_Your objective_. Summarize the forum thread on Adequan dosage for a mini mule in two sentences.

_Text under study_.

# Adequan dosage for mini mule



## jmc (Jun 10, 2012)

My mini mule is recovering from surgery for a broken femur. At her 12 week checkup, vet commented on the arthritis on the patella (it looks alarmingly gnarly), and possibly the still-healing femur (hopefully, it'll heal better than it looks on xray right now). He prescribed Adequan, at the horse dosages. Mini mules aren't common around here, she may be the first one he has ever treated (though he has treated mules, and mini horses).

He said the full dosage is required because of how mules metabolize things. I'm concerned at the high dosage, as she's only 250 lbs. Looking for similar experiences - do mules indeed metabolize Adequan that differently (faster? less effective?), if you have a mini horse, what dosage does he/she receive. She got fairly ill from a horse dosage of the rabies vaccine (they don't adjust those either, apparently). I know adequan won't make her sick, but part of my concern is overdose, and part is simply cost - stuff is NOT cheap.

Appreciate any comments. I don't have it yet, so have a few days to prepare.


----------



## loosie (Jun 19, 2008)

I think this is a question to address to a vet, not a forum. Yes, mules & donks can respond quite differently to drugs than horses. Sounds like your vet is pretty certain of what they're talking about. If you want a second opinion, I'd look up an equine vet in a mule-dense area.


----------

_Extracted material_.

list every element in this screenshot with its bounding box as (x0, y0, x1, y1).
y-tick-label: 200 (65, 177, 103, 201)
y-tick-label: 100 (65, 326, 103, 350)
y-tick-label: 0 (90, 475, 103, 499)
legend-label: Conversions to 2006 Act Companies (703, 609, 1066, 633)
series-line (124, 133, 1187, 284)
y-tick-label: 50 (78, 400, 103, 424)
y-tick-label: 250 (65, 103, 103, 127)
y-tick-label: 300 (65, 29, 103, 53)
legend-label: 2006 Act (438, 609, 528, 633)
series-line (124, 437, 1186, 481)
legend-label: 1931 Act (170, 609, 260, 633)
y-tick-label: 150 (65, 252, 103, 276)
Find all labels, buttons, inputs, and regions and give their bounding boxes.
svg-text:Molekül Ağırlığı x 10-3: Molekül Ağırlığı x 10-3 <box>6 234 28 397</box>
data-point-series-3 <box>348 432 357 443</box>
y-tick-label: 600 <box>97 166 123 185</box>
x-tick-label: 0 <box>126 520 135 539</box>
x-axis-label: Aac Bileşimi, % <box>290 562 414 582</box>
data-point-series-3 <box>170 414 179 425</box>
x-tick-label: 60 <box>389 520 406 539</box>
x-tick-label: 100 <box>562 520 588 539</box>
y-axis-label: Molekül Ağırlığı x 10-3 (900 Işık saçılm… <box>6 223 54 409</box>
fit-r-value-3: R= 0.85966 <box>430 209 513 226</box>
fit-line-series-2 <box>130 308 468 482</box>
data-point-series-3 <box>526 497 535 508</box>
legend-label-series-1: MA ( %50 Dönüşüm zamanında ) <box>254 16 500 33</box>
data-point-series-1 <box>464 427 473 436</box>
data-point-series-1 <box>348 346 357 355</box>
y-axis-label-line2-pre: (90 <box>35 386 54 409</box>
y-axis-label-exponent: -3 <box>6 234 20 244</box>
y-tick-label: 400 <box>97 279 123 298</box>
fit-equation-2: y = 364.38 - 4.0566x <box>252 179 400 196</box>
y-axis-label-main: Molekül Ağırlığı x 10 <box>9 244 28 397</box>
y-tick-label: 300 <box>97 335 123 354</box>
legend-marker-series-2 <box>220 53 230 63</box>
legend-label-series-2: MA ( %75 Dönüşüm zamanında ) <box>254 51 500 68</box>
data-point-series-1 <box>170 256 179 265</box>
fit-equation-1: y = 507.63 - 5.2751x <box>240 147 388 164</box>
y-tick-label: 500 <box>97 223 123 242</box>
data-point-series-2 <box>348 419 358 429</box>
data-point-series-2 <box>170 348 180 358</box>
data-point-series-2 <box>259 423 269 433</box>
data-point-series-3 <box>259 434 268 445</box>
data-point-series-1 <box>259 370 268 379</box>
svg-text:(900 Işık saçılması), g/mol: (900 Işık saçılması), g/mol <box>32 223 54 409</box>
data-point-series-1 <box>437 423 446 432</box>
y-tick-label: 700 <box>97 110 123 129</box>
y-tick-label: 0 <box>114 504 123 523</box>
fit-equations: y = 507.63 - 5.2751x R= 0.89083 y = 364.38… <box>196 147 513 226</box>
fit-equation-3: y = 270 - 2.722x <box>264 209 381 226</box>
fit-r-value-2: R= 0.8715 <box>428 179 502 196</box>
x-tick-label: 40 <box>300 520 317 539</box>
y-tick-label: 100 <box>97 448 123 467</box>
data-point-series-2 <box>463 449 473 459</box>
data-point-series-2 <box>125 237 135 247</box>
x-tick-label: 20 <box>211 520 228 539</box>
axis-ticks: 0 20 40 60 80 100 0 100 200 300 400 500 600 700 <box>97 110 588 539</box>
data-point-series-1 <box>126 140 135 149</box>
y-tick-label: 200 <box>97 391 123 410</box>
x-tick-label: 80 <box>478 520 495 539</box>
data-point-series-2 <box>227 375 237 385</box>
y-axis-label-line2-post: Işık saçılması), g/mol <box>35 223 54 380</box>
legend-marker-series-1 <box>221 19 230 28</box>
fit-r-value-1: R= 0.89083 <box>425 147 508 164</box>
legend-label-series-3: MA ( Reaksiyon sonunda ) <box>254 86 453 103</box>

_Your solution_. The owner of a 250-lb mini mule recovering from surgery for a broken femur questions the vet's prescription of Adequan at horse dosages, worrying about overdose and cost and asking whether mules really metabolize the drug differently. A reply says the question belongs with a vet rather than a forum, notes that mules and donkeys can respond quite differently to drugs than horses, and suggests a second opinion from an equine vet in a mule-dense area.